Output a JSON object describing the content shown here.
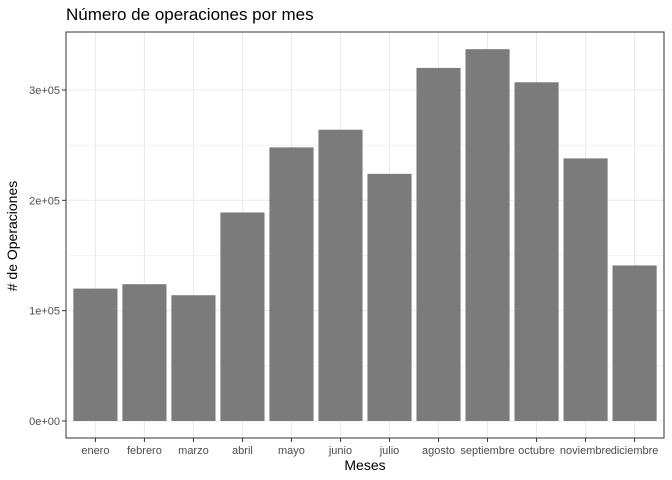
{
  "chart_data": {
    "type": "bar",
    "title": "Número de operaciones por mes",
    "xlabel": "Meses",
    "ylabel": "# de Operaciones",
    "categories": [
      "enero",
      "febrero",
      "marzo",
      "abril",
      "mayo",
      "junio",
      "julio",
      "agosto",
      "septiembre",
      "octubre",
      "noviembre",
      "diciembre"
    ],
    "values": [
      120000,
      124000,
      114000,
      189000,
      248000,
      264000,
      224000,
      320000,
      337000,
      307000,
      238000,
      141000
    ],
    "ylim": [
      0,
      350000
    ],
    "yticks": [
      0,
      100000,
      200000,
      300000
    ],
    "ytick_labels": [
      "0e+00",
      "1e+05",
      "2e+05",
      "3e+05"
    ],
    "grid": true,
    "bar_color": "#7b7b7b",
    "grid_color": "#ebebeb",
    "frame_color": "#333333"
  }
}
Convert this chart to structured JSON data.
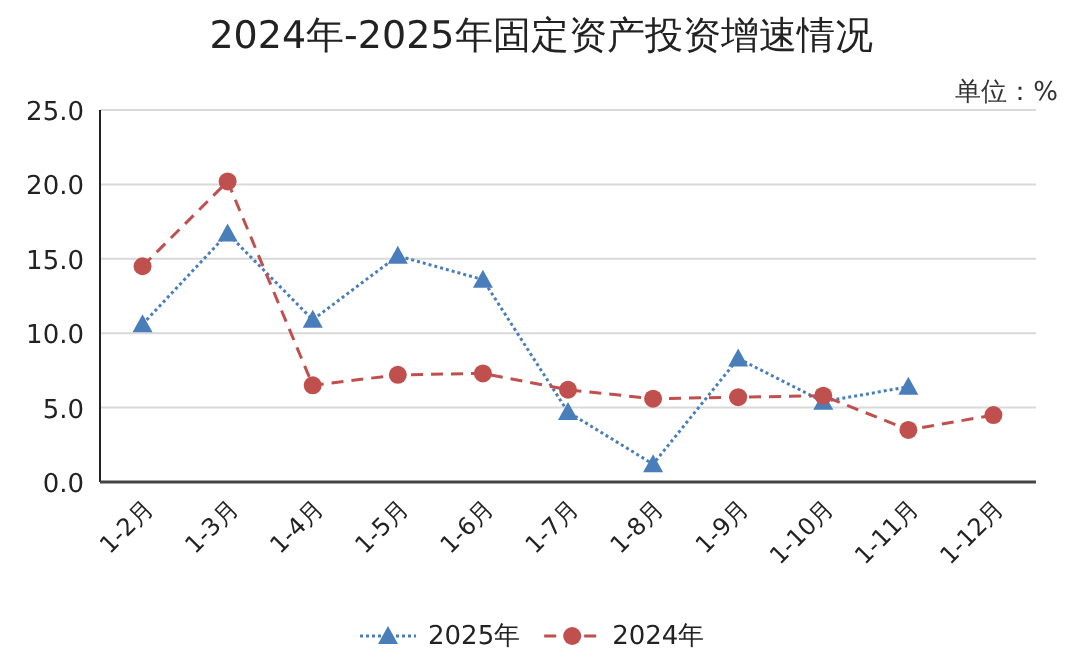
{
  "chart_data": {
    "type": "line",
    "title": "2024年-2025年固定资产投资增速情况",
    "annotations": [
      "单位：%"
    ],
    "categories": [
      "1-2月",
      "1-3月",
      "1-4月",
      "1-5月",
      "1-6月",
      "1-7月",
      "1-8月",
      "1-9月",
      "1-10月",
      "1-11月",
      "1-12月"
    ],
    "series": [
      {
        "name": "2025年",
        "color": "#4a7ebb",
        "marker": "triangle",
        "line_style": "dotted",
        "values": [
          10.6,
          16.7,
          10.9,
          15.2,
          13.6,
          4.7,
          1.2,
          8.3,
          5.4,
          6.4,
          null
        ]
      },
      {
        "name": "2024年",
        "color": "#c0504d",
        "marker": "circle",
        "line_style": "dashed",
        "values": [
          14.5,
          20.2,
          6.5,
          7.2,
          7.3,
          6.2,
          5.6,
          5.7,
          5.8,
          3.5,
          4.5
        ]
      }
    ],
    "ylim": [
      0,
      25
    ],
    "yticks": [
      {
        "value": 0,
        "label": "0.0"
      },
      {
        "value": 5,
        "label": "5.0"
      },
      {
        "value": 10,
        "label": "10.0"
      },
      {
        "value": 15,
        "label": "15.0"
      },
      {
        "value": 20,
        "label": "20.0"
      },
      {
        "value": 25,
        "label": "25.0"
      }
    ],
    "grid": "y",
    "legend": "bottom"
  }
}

****

REQUIRED TASK:
Make an exact copy of every record, pictures excluded.

WRITTEN REPLY:
Output a JSON object describing the content shown here.
{
  "chart_data": {
    "type": "bar",
    "title": "Número de operaciones por mes",
    "xlabel": "Meses",
    "ylabel": "# de Operaciones",
    "categories": [
      "enero",
      "febrero",
      "marzo",
      "abril",
      "mayo",
      "junio",
      "julio",
      "agosto",
      "septiembre",
      "octubre",
      "noviembre",
      "diciembre"
    ],
    "values": [
      120000,
      124000,
      114000,
      189000,
      248000,
      264000,
      224000,
      320000,
      337000,
      307000,
      238000,
      141000
    ],
    "ylim": [
      0,
      350000
    ],
    "yticks": [
      0,
      100000,
      200000,
      300000
    ],
    "ytick_labels": [
      "0e+00",
      "1e+05",
      "2e+05",
      "3e+05"
    ],
    "grid": true,
    "bar_color": "#7b7b7b",
    "grid_color": "#ebebeb",
    "frame_color": "#333333"
  }
}
Convert this chart to structured JSON data.
{
  "chart_data": {
    "type": "line",
    "title": "2024年-2025年固定资产投资增速情况",
    "annotations": [
      "单位：%"
    ],
    "categories": [
      "1-2月",
      "1-3月",
      "1-4月",
      "1-5月",
      "1-6月",
      "1-7月",
      "1-8月",
      "1-9月",
      "1-10月",
      "1-11月",
      "1-12月"
    ],
    "series": [
      {
        "name": "2025年",
        "color": "#4a7ebb",
        "marker": "triangle",
        "line_style": "dotted",
        "values": [
          10.6,
          16.7,
          10.9,
          15.2,
          13.6,
          4.7,
          1.2,
          8.3,
          5.4,
          6.4,
          null
        ]
      },
      {
        "name": "2024年",
        "color": "#c0504d",
        "marker": "circle",
        "line_style": "dashed",
        "values": [
          14.5,
          20.2,
          6.5,
          7.2,
          7.3,
          6.2,
          5.6,
          5.7,
          5.8,
          3.5,
          4.5
        ]
      }
    ],
    "ylim": [
      0,
      25
    ],
    "yticks": [
      {
        "value": 0,
        "label": "0.0"
      },
      {
        "value": 5,
        "label": "5.0"
      },
      {
        "value": 10,
        "label": "10.0"
      },
      {
        "value": 15,
        "label": "15.0"
      },
      {
        "value": 20,
        "label": "20.0"
      },
      {
        "value": 25,
        "label": "25.0"
      }
    ],
    "grid": "y",
    "legend": "bottom"
  }
}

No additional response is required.